Start of Extract provided
Routing – OSPF between ASA and IOS: Subnet and area design

cisco-asacisco-ios-12ospfrouting

enter image description hereNetwork: 100.10.0.0/21

R1, 100.10.0.9/29 (loopback 100.10.0.1/32)
R2, 100.10.0.10/29 (loopback 100.10.0.2/32)

ASA (active), 100.10.0.11/29
ASA (passive), 100.10.0.12/29

R1 has two bgp transit upstreams. R2 and R1 has iBGP so R2 can route via R1. R2 will, after ospf is confirmed working, get one of the transit upstreams. Both R1 and R2 now has a static route for 100.10.0.0/21 to 100.10.0.11 (asa).

Do I have to divide the /21 subnet into smaller areas, or can it, in its whole, be part of area 0 (if so, I don't understand how R1 or R2 would know to reach everything on the /21 by routing to the asa).

Divide the /21

area 0
    network 100.10.0.8 255.255.255.248

area 1
    network 100.10.1.0 255.255.255.0
    network 100.10.2.0 255.255.255.0
    network 100.10.3.0 255.255.255.0
    network 100.10.4.0 255.255.255.0
    network 100.10.5.0 255.255.255.0
    network 100.10.6.0 255.255.255.0
    network 100.10.7.0 255.255.255.0

OR, have the network as a whole in area 0?

area 0
    network 100.10.0.0 255.255.248.0 

Best Answer

Like Mike said (in the comments) the network command will search for interfaces within that range and start advertising through it. It will also take the subnet of that interface and advertise it into OSPF. A cleaner way of looking at it that now a days instead of giving the network command you can go into an interface and add it to the OSPF proccess. This in turn does the same as the network command (find interface - advertise it)

If you say /24 or /21 doesn´t matter it's just a wider scope for OSPF to search for the interface.

Now back to your issue, the /21 won´t be advertised unless you have an interface as /21 and are advertising it in OSPF. What you could do is a static route (pointing to null0) on the ASA and redistribute it into OSPF (redistribute static subnets). Other methods like summary address are only available in ABR and ASBR (OSPF Border routers). Or you could, if applicable inject a default route in OSPF at the ASA.

The area part totally depends on your setup but if we are only talking OSPF within routers and ASA we can safely assume that one Area 0 will suffice. Try not to get mixed up with areas and networks here. Without going into to much detail and explinations of area and LSA just remember the golden rule, every area has to connect to the center (area 0), and area 0 can not be discontiguous.

Also remember if you want to redistribute iBGP into OSPF you need to allow it within BGP with "bgp redistribute-internal".

Based on your information i hope this is what you where looking for.
End of Extract provided
**Activity list:**
a – Condense the paragraph of the OSPF discussion above that begins "Now back to your issue" into a bulleted list that keeps its main facts.
b – From the OSPF discussion above, extract verbatim the passage that opens with the words containing "R2, 100.10.0.10/29 (loopback" and closes with "to 100.10.0.11 (asa).".
Start of Entries provided
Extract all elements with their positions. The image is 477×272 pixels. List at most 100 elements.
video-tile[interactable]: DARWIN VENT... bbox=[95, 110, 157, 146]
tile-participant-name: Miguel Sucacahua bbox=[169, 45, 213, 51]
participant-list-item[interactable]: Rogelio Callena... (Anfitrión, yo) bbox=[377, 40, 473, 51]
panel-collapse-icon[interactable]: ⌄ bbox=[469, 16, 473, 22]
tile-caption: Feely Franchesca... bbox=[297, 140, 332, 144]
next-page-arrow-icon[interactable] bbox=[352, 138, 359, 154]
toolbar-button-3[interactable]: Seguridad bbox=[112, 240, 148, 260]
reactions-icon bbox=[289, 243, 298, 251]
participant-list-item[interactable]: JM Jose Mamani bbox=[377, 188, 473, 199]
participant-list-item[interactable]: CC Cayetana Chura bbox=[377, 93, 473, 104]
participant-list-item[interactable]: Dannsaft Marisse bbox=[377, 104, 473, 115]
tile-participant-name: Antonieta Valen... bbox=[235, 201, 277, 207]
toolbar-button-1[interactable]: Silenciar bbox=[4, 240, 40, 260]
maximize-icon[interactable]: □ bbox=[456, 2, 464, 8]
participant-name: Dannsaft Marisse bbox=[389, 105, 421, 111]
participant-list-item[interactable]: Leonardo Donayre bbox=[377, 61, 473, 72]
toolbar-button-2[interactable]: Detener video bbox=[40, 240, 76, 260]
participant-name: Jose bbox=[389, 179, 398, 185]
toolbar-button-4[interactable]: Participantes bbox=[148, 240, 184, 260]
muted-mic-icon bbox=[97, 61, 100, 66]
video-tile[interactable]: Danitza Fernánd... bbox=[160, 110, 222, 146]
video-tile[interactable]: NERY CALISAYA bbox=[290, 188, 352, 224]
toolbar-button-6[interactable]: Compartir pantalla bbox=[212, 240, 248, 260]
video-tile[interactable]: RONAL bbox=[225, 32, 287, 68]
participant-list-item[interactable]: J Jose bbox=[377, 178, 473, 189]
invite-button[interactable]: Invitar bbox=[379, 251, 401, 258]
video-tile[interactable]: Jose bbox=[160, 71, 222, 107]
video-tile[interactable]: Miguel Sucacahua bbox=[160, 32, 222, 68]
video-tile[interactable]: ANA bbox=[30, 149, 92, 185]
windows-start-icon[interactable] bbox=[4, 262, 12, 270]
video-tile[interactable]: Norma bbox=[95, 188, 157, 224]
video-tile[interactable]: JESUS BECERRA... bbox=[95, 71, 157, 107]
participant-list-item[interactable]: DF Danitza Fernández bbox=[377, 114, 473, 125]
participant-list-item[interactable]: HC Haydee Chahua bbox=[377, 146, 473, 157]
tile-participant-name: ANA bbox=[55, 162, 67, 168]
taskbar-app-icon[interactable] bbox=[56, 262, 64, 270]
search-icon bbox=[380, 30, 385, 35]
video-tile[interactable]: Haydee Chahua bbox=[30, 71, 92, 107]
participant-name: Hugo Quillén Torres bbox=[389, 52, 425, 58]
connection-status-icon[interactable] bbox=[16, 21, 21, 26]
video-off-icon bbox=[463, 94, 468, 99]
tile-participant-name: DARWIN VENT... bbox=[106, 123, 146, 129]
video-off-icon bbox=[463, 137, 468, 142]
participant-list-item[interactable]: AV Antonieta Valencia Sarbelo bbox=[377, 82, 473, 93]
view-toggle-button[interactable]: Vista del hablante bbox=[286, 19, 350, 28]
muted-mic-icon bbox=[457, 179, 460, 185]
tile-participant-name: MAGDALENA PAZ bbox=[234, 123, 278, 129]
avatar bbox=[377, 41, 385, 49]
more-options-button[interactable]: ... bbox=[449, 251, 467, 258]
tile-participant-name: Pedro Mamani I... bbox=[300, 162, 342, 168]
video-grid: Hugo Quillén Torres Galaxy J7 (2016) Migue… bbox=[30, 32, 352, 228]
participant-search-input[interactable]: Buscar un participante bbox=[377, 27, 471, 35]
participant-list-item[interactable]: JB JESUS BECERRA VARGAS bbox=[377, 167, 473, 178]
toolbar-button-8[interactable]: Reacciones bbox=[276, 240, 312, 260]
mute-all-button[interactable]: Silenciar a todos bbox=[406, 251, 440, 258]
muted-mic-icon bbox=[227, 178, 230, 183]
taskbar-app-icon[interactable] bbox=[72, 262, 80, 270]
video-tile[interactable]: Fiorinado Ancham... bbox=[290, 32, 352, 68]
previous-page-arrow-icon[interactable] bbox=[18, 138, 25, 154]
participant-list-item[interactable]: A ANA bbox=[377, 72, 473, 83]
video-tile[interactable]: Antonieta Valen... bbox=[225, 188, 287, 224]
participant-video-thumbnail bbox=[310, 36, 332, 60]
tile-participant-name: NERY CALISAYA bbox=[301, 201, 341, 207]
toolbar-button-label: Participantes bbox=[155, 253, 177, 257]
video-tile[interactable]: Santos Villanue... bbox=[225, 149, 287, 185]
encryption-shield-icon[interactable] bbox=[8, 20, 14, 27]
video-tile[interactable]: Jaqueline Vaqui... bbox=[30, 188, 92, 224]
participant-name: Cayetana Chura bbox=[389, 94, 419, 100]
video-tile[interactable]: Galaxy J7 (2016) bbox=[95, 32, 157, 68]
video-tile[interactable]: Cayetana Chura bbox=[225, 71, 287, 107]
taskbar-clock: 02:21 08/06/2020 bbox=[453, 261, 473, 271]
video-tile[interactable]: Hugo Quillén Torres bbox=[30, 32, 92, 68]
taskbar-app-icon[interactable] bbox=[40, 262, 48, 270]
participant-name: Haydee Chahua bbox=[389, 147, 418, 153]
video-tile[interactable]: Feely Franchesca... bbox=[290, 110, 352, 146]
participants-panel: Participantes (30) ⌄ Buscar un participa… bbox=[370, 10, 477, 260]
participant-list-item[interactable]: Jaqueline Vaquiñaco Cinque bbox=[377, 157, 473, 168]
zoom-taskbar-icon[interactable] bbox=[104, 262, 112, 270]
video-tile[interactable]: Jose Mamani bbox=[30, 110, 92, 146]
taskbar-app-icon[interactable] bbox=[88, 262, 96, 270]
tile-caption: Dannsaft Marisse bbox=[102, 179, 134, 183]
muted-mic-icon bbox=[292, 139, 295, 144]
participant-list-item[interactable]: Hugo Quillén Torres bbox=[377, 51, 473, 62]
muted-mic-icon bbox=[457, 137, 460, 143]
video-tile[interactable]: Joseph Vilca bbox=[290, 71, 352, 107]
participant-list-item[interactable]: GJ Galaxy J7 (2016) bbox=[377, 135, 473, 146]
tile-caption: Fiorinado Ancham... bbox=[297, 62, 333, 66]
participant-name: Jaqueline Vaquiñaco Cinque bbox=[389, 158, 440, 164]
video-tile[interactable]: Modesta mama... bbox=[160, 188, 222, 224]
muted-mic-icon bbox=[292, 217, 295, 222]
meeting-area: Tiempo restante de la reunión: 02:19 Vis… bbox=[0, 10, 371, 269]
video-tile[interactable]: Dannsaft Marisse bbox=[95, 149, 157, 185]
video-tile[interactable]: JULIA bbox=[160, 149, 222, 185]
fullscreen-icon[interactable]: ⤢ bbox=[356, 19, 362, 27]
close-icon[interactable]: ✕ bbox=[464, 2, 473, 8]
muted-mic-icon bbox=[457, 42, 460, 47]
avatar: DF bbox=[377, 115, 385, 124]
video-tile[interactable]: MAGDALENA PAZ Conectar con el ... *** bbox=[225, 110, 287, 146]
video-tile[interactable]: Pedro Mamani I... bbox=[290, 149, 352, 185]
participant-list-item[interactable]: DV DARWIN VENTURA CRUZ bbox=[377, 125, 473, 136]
End of Entries provided
**Task responses:**
a –
- The /21 is advertised only if an interface is configured as a /21 and advertised in OSPF.
- One option is a static route on the ASA pointing to null0, redistributed into OSPF with "redistribute static subnets."
- Summary addresses work only on OSPF border routers (ABR and ASBR).
- Where applicable, a default route can instead be injected into OSPF at the ASA.

b –
R2, 100.10.0.10/29 (loopback 100.10.0.2/32)

ASA (active), 100.10.0.11/29
ASA (passive), 100.10.0.12/29

R1 has two bgp transit upstreams. R2 and R1 has iBGP so R2 can route via R1. R2 will, after ospf is confirmed working, get one of the transit upstreams. Both R1 and R2 now has a static route for 100.10.0.0/21 to 100.10.0.11 (asa).